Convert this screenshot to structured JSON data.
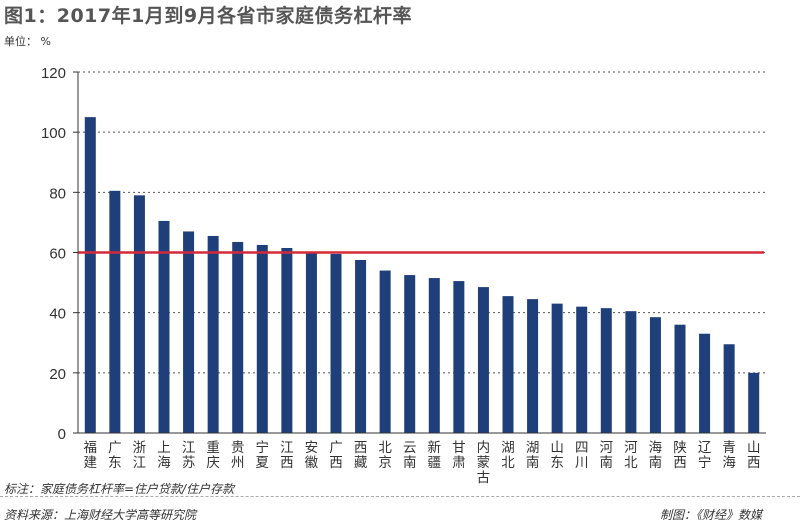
{
  "title": "图1：2017年1月到9月各省市家庭债务杠杆率",
  "unit_label": "单位：  %",
  "note": "标注：家庭债务杠杆率=住户贷款/住户存款",
  "source": "资料来源：上海财经大学高等研究院",
  "credit": "制图：《财经》数媒",
  "colors": {
    "bar": "#1f3f7a",
    "reference_line": "#d42a3c",
    "grid": "#555555"
  },
  "chart_data": {
    "type": "bar",
    "title": "图1：2017年1月到9月各省市家庭债务杠杆率",
    "ylabel": "单位：  %",
    "xlabel": "",
    "ylim": [
      0,
      120
    ],
    "yticks": [
      0,
      20,
      40,
      60,
      80,
      100,
      120
    ],
    "grid": true,
    "reference_line": 60,
    "categories": [
      "福建",
      "广东",
      "浙江",
      "上海",
      "江苏",
      "重庆",
      "贵州",
      "宁夏",
      "江西",
      "安徽",
      "广西",
      "西藏",
      "北京",
      "云南",
      "新疆",
      "甘肃",
      "内蒙古",
      "湖北",
      "湖南",
      "山东",
      "四川",
      "河南",
      "河北",
      "海南",
      "陕西",
      "辽宁",
      "青海",
      "山西"
    ],
    "values": [
      105,
      80.5,
      79,
      70.5,
      67,
      65.5,
      63.5,
      62.5,
      61.5,
      60,
      59.5,
      57.5,
      54,
      52.5,
      51.5,
      50.5,
      48.5,
      45.5,
      44.5,
      43,
      42,
      41.5,
      40.5,
      38.5,
      36,
      33,
      29.5,
      20
    ]
  }
}
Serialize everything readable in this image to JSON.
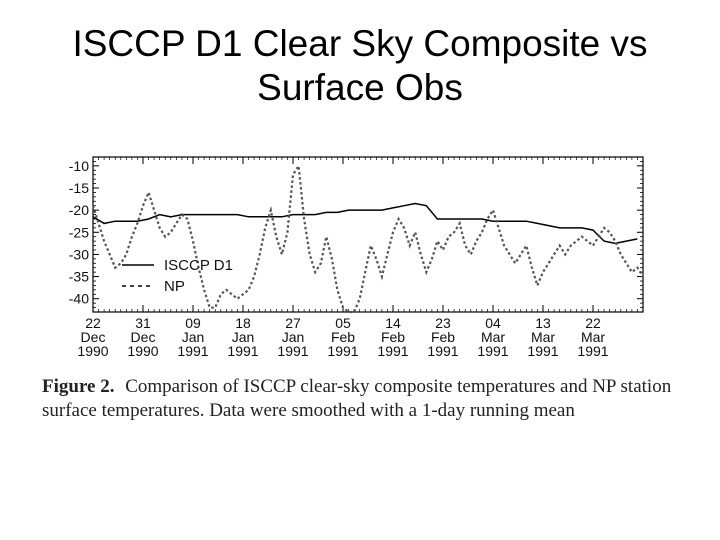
{
  "title": {
    "line1": "ISCCP D1 Clear Sky Composite vs",
    "line2": "Surface Obs"
  },
  "chart_data": {
    "type": "line",
    "title": "",
    "xlabel": "",
    "ylabel": "",
    "ylim": [
      -43,
      -8
    ],
    "xlim": [
      0,
      99
    ],
    "yticks": [
      -10,
      -15,
      -20,
      -25,
      -30,
      -35,
      -40
    ],
    "xticks": [
      {
        "x": 0,
        "day": "22",
        "month": "Dec",
        "year": "1990"
      },
      {
        "x": 9,
        "day": "31",
        "month": "Dec",
        "year": "1990"
      },
      {
        "x": 18,
        "day": "09",
        "month": "Jan",
        "year": "1991"
      },
      {
        "x": 27,
        "day": "18",
        "month": "Jan",
        "year": "1991"
      },
      {
        "x": 36,
        "day": "27",
        "month": "Jan",
        "year": "1991"
      },
      {
        "x": 45,
        "day": "05",
        "month": "Feb",
        "year": "1991"
      },
      {
        "x": 54,
        "day": "14",
        "month": "Feb",
        "year": "1991"
      },
      {
        "x": 63,
        "day": "23",
        "month": "Feb",
        "year": "1991"
      },
      {
        "x": 72,
        "day": "04",
        "month": "Mar",
        "year": "1991"
      },
      {
        "x": 81,
        "day": "13",
        "month": "Mar",
        "year": "1991"
      },
      {
        "x": 90,
        "day": "22",
        "month": "Mar",
        "year": "1991"
      }
    ],
    "grid": false,
    "legend": "lower-left",
    "series": [
      {
        "name": "ISCCP D1",
        "style": "solid",
        "x": [
          0,
          2,
          4,
          6,
          8,
          10,
          12,
          14,
          16,
          18,
          20,
          22,
          24,
          26,
          28,
          30,
          32,
          34,
          36,
          38,
          40,
          42,
          44,
          46,
          48,
          50,
          52,
          54,
          56,
          58,
          60,
          62,
          64,
          66,
          68,
          70,
          72,
          74,
          76,
          78,
          80,
          82,
          84,
          86,
          88,
          90,
          92,
          94,
          96,
          98
        ],
        "y": [
          -21.5,
          -23,
          -22.5,
          -22.5,
          -22.5,
          -22,
          -21,
          -21.5,
          -21,
          -21,
          -21,
          -21,
          -21,
          -21,
          -21.5,
          -21.5,
          -21.5,
          -21.5,
          -21,
          -21,
          -21,
          -20.5,
          -20.5,
          -20,
          -20,
          -20,
          -20,
          -19.5,
          -19,
          -18.5,
          -19,
          -22,
          -22,
          -22,
          -22,
          -22,
          -22.5,
          -22.5,
          -22.5,
          -22.5,
          -23,
          -23.5,
          -24,
          -24,
          -24,
          -24.5,
          -27,
          -27.5,
          -27,
          -26.5
        ]
      },
      {
        "name": "NP",
        "style": "dashed",
        "x": [
          0,
          1,
          2,
          3,
          4,
          5,
          6,
          7,
          8,
          9,
          10,
          11,
          12,
          13,
          14,
          15,
          16,
          17,
          18,
          19,
          20,
          21,
          22,
          23,
          24,
          25,
          26,
          27,
          28,
          29,
          30,
          31,
          32,
          33,
          34,
          35,
          36,
          37,
          38,
          39,
          40,
          41,
          42,
          43,
          44,
          45,
          46,
          47,
          48,
          49,
          50,
          51,
          52,
          53,
          54,
          55,
          56,
          57,
          58,
          59,
          60,
          61,
          62,
          63,
          64,
          65,
          66,
          67,
          68,
          69,
          70,
          71,
          72,
          73,
          74,
          75,
          76,
          77,
          78,
          79,
          80,
          81,
          82,
          83,
          84,
          85,
          86,
          87,
          88,
          89,
          90,
          91,
          92,
          93,
          94,
          95,
          96,
          97,
          98,
          99
        ],
        "y": [
          -19,
          -23,
          -27,
          -30,
          -33,
          -32,
          -30,
          -26,
          -23,
          -19,
          -16,
          -20,
          -24,
          -26,
          -25,
          -23,
          -21,
          -22,
          -27,
          -33,
          -38,
          -42,
          -42,
          -39,
          -38,
          -39,
          -40,
          -39,
          -38,
          -35,
          -30,
          -24,
          -20,
          -26,
          -30,
          -25,
          -12,
          -10,
          -22,
          -30,
          -34,
          -32,
          -26,
          -31,
          -38,
          -42,
          -43,
          -43,
          -40,
          -34,
          -28,
          -31,
          -35,
          -30,
          -25,
          -22,
          -24,
          -28,
          -25,
          -30,
          -34,
          -31,
          -27,
          -29,
          -26,
          -25,
          -23,
          -28,
          -30,
          -27,
          -25,
          -22,
          -20,
          -24,
          -28,
          -30,
          -32,
          -30,
          -28,
          -33,
          -37,
          -34,
          -32,
          -30,
          -28,
          -30,
          -28,
          -27,
          -26,
          -27,
          -28,
          -26,
          -24,
          -25,
          -27,
          -30,
          -32,
          -34,
          -33,
          -35
        ]
      }
    ]
  },
  "legend": {
    "items": [
      {
        "label": "ISCCP D1",
        "style": "solid"
      },
      {
        "label": "NP",
        "style": "dashed"
      }
    ]
  },
  "caption": {
    "label": "Figure 2.",
    "text": "Comparison of ISCCP clear-sky composite temperatures and NP station surface temperatures. Data were smoothed with a 1-day running mean"
  }
}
■ ■ ■
### What you are asked to do
Pull out every line holding "JSON" from the records above, and copy it.

### Full answer
Convert this screenshot to structured JSON data.
Serialize everything readable in this image to JSON.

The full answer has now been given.